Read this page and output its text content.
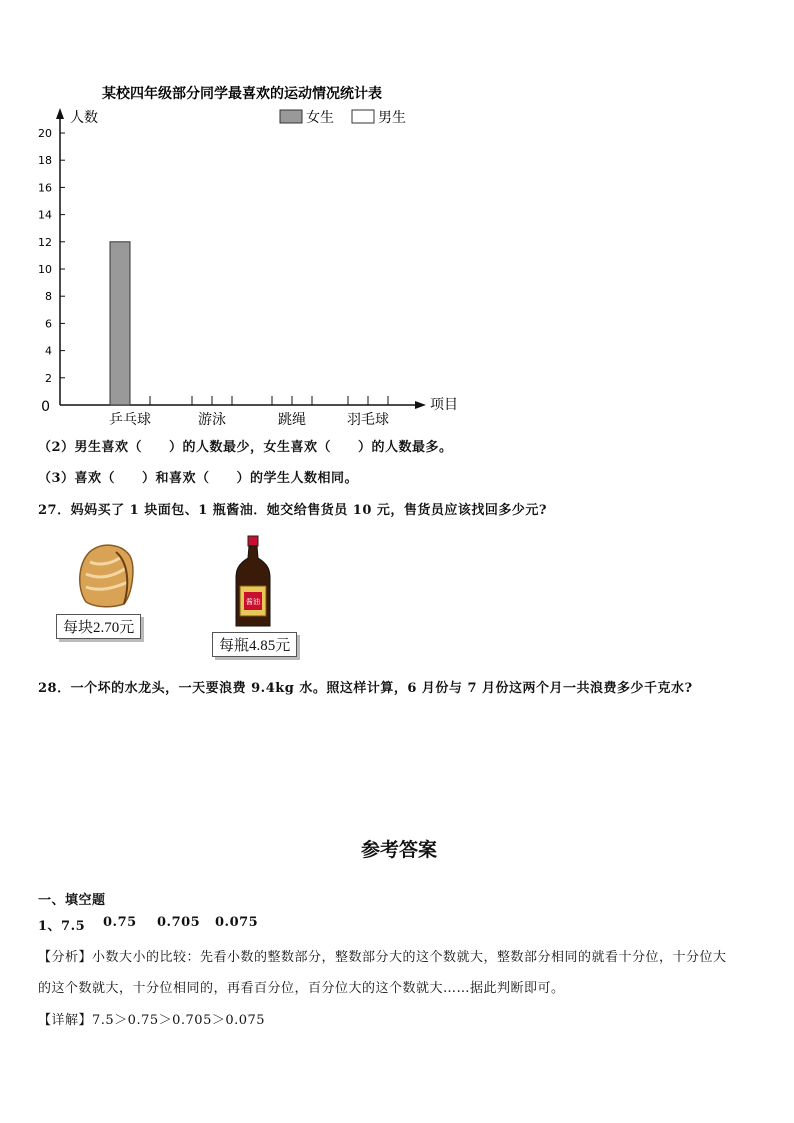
某校四年级部分同学最喜欢的运动情况统计表
人数
项目
女生	男生
0
2
4
6
8
10
12
14
16
18
20
乒乓球	游泳	跳绳	羽毛球
（2）男生喜欢（　　）的人数最少，女生喜欢（　　）的人数最多。
（3）喜欢（　　）和喜欢（　　）的学生人数相同。
27．妈妈买了 1 块面包、1 瓶酱油．她交给售货员 10 元，售货员应该找回多少元?
每块2.70元
酱油
每瓶4.85元
28．一个坏的水龙头，一天要浪费 9.4kg 水。照这样计算，6 月份与 7 月份这两个月一共浪费多少千克水?
参考答案
一、填空题
1、7.5 0.75 0.705 0.075
【分析】小数大小的比较：先看小数的整数部分，整数部分大的这个数就大，整数部分相同的就看十分位，十分位大
的这个数就大，十分位相同的，再看百分位，百分位大的这个数就大……据此判断即可。
【详解】7.5＞0.75＞0.705＞0.075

#####

### WHAT YOU HAVE TO DO
Write out the listing above again, exactly, but with no pictures in the copy.

### RESPONSE FOR THIS EXERCISE
Read this page and output its text content.
某校四年级部分同学最喜欢的运动情况统计表
人数
项目
女生	男生
0
2
4
6
8
10
12
14
16
18
20
乒乓球	游泳	跳绳	羽毛球
（2）男生喜欢（　　）的人数最少，女生喜欢（　　）的人数最多。
（3）喜欢（　　）和喜欢（　　）的学生人数相同。
27．妈妈买了 1 块面包、1 瓶酱油．她交给售货员 10 元，售货员应该找回多少元?
每块2.70元
酱油
每瓶4.85元
28．一个坏的水龙头，一天要浪费 9.4kg 水。照这样计算，6 月份与 7 月份这两个月一共浪费多少千克水?
参考答案
一、填空题
1、7.5 0.75 0.705 0.075
【分析】小数大小的比较：先看小数的整数部分，整数部分大的这个数就大，整数部分相同的就看十分位，十分位大
的这个数就大，十分位相同的，再看百分位，百分位大的这个数就大……据此判断即可。
【详解】7.5＞0.75＞0.705＞0.075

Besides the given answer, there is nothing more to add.